**Given task**
Give back the full listing verbatim, apart from its images.

**Input rows**

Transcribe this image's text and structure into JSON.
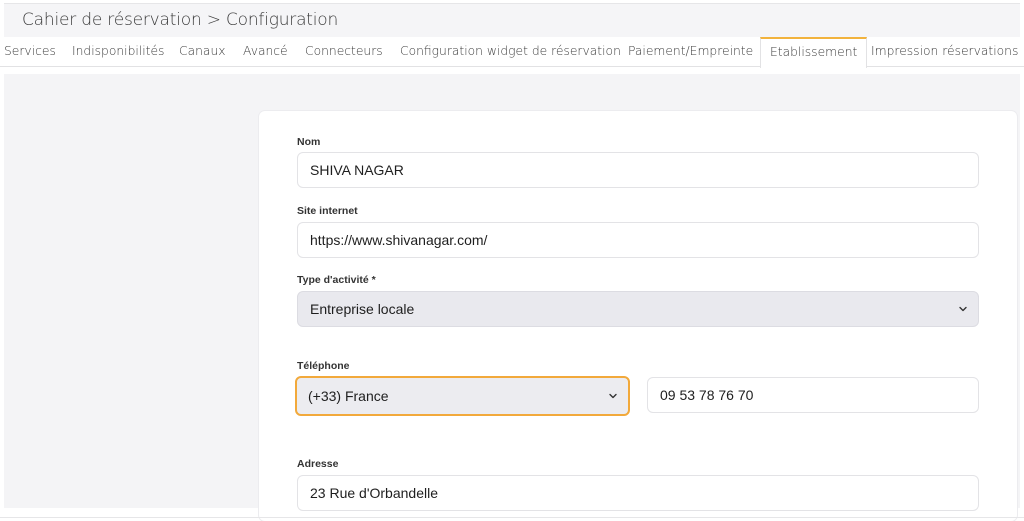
{
  "header": {
    "title": "Cahier de réservation > Configuration"
  },
  "tabs": [
    {
      "label": "Services"
    },
    {
      "label": "Indisponibilités"
    },
    {
      "label": "Canaux"
    },
    {
      "label": "Avancé"
    },
    {
      "label": "Connecteurs"
    },
    {
      "label": "Configuration widget de réservation"
    },
    {
      "label": "Paiement/Empreinte"
    },
    {
      "label": "Etablissement",
      "active": true
    },
    {
      "label": "Impression réservations"
    }
  ],
  "form": {
    "nom": {
      "label": "Nom",
      "value": "SHIVA NAGAR"
    },
    "site": {
      "label": "Site internet",
      "value": "https://www.shivanagar.com/"
    },
    "activite": {
      "label": "Type d'activité *",
      "value": "Entreprise locale"
    },
    "telephone": {
      "label": "Téléphone",
      "country": "(+33) France",
      "number": "09 53 78 76 70"
    },
    "adresse": {
      "label": "Adresse",
      "value": "23 Rue d'Orbandelle"
    }
  },
  "colors": {
    "accent": "#f2b33d",
    "focus_border": "#f2a93b",
    "page_bg": "#f4f4f6"
  },
  "icons": {
    "select_arrow": "chevron-down-icon"
  }
}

**Solution to the exercise**
Transcribe this image's text and structure into JSON.
{
  "header": {
    "title": "Cahier de réservation > Configuration"
  },
  "tabs": [
    {
      "label": "Services"
    },
    {
      "label": "Indisponibilités"
    },
    {
      "label": "Canaux"
    },
    {
      "label": "Avancé"
    },
    {
      "label": "Connecteurs"
    },
    {
      "label": "Configuration widget de réservation"
    },
    {
      "label": "Paiement/Empreinte"
    },
    {
      "label": "Etablissement",
      "active": true
    },
    {
      "label": "Impression réservations"
    }
  ],
  "form": {
    "nom": {
      "label": "Nom",
      "value": "SHIVA NAGAR"
    },
    "site": {
      "label": "Site internet",
      "value": "https://www.shivanagar.com/"
    },
    "activite": {
      "label": "Type d'activité *",
      "value": "Entreprise locale"
    },
    "telephone": {
      "label": "Téléphone",
      "country": "(+33) France",
      "number": "09 53 78 76 70"
    },
    "adresse": {
      "label": "Adresse",
      "value": "23 Rue d'Orbandelle"
    }
  },
  "colors": {
    "accent": "#f2b33d",
    "focus_border": "#f2a93b",
    "page_bg": "#f4f4f6"
  },
  "icons": {
    "select_arrow": "chevron-down-icon"
  }
}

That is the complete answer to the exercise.